Part of a data file

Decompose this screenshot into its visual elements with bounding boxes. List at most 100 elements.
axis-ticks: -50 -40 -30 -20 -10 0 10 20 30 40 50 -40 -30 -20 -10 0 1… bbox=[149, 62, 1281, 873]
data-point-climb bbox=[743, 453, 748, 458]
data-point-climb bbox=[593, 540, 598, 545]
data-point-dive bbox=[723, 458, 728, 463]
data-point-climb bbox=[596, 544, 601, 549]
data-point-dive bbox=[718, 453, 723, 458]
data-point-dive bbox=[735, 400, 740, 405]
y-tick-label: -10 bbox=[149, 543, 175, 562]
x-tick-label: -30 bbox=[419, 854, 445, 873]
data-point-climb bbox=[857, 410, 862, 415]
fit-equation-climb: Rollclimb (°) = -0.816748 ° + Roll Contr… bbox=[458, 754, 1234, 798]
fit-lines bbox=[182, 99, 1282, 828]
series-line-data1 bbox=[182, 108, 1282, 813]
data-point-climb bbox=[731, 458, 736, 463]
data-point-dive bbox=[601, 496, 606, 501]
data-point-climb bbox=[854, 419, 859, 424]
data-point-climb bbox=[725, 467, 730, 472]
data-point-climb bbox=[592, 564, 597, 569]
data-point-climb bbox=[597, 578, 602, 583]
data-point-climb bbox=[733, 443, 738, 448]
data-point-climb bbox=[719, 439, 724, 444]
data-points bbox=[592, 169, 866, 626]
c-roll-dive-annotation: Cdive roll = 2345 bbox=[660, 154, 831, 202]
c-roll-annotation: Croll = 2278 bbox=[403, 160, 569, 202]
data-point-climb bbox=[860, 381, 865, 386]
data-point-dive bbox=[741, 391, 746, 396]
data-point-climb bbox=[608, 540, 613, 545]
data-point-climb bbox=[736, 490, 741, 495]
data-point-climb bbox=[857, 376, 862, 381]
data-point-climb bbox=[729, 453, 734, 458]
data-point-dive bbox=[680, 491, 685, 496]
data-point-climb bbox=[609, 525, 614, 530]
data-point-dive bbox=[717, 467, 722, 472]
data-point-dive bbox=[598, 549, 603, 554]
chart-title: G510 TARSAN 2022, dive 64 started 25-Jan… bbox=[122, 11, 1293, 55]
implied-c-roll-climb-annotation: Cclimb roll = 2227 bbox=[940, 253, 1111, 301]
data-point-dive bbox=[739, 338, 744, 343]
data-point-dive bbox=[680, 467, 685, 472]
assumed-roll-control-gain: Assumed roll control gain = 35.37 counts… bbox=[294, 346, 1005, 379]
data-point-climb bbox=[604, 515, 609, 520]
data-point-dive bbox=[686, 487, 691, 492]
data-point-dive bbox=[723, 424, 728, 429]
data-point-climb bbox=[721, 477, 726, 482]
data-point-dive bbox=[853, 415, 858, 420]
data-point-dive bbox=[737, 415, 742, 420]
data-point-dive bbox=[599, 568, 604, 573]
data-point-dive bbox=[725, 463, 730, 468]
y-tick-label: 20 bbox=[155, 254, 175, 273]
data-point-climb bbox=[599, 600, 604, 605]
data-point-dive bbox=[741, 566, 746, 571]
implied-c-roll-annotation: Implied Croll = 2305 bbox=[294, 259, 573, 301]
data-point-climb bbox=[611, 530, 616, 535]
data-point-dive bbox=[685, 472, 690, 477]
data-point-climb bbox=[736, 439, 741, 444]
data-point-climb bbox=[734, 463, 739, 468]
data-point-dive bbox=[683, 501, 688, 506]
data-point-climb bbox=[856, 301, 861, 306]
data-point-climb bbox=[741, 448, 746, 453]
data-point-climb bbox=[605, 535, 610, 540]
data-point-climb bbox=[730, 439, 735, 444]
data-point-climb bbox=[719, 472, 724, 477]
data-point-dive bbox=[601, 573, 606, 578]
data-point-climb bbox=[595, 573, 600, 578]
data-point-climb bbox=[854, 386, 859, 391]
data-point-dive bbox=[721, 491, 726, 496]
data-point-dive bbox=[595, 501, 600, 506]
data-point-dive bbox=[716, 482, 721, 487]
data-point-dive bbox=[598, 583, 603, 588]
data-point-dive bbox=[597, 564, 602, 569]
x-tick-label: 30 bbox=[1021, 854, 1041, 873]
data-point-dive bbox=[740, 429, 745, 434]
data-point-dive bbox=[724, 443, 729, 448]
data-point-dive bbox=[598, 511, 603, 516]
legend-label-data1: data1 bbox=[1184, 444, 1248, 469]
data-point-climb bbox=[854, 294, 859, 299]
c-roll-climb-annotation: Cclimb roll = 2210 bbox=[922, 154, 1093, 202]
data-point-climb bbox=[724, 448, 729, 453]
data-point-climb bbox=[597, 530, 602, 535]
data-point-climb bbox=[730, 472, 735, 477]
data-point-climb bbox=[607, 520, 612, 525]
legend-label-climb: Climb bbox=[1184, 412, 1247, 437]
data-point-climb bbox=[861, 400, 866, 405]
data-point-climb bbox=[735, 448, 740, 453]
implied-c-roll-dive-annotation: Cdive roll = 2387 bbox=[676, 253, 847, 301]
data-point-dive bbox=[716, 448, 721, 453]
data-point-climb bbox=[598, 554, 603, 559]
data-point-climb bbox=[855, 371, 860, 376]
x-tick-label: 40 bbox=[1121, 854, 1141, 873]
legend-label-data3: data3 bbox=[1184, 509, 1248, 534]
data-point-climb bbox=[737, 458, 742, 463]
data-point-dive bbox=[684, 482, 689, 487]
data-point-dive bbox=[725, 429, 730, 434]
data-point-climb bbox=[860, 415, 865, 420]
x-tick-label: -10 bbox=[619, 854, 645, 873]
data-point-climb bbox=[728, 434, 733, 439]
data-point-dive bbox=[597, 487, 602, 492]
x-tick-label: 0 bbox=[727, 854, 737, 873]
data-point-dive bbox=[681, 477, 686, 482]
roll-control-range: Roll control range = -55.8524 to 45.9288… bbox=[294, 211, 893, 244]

• **Exercise**
Copy out every line in the data above that contains the string "label".

• **Exercise answer**
y-tick-label: -10 bbox=[149, 543, 175, 562]
x-tick-label: -30 bbox=[419, 854, 445, 873]
y-tick-label: 20 bbox=[155, 254, 175, 273]
x-tick-label: 30 bbox=[1021, 854, 1041, 873]
legend-label-data1: data1 bbox=[1184, 444, 1248, 469]
legend-label-climb: Climb bbox=[1184, 412, 1247, 437]
x-tick-label: 40 bbox=[1121, 854, 1141, 873]
legend-label-data3: data3 bbox=[1184, 509, 1248, 534]
x-tick-label: -10 bbox=[619, 854, 645, 873]
x-tick-label: 0 bbox=[727, 854, 737, 873]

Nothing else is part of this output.